[Dataset excerpt]
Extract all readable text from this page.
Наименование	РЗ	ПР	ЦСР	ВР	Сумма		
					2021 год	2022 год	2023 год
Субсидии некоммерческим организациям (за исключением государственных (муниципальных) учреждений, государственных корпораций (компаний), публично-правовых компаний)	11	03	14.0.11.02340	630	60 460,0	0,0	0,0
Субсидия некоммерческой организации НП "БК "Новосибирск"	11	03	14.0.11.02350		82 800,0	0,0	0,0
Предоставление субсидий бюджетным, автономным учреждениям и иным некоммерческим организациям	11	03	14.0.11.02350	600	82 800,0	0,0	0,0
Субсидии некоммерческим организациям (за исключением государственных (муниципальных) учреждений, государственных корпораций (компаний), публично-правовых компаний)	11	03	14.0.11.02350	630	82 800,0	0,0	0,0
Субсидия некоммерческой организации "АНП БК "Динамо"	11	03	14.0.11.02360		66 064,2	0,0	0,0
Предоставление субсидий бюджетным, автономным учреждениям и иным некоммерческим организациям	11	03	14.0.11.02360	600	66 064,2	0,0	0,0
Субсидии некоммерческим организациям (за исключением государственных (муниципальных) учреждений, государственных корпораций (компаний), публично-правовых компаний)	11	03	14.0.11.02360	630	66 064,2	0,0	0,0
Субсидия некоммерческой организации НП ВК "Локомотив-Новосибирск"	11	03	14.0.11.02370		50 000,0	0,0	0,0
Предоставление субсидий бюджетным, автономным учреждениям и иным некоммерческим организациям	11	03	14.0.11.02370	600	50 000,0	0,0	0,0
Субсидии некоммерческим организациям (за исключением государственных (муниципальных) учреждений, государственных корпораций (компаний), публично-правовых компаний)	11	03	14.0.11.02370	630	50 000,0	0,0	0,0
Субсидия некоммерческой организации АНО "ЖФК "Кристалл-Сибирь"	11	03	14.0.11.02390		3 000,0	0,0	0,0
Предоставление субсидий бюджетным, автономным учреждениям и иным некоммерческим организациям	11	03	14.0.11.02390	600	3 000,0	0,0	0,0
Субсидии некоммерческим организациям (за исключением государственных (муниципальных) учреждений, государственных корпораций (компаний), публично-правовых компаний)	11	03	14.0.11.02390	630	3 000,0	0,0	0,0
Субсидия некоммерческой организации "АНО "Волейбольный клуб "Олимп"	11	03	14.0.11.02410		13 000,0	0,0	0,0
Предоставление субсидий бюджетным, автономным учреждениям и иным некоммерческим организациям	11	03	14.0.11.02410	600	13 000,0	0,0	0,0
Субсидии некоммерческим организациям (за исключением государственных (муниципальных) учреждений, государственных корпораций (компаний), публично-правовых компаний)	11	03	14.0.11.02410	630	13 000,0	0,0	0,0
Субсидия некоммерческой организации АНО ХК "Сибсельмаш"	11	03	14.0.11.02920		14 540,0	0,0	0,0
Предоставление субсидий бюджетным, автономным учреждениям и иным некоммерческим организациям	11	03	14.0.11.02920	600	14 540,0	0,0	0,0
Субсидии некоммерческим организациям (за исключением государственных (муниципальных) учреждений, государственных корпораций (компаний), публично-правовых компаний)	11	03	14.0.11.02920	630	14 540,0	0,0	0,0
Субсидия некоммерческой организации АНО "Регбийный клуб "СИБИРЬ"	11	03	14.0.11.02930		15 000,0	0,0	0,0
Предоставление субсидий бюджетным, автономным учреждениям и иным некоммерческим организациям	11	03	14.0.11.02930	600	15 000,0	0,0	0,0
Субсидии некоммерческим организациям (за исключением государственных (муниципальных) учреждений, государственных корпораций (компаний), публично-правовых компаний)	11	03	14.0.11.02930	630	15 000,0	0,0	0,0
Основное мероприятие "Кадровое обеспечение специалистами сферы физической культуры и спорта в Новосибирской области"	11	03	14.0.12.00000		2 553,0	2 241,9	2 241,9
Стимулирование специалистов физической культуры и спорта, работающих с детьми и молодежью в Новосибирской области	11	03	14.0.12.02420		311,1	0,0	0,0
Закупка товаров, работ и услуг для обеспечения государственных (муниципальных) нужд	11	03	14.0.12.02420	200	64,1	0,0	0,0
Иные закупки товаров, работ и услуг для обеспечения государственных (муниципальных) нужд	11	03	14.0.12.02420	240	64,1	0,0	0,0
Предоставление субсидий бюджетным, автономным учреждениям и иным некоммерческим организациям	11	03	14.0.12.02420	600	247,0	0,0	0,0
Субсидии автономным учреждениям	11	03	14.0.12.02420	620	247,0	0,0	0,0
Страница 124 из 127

• _Direction_
Look for the word "нужд" and return every line where it occurs.

• _Worked answer_
Закупка товаров, работ и услуг для обеспечения государственных (муниципальных) нужд	11	03	14.0.12.02420	200	64,1	0,0	0,0
Иные закупки товаров, работ и услуг для обеспечения государственных (муниципальных) нужд	11	03	14.0.12.02420	240	64,1	0,0	0,0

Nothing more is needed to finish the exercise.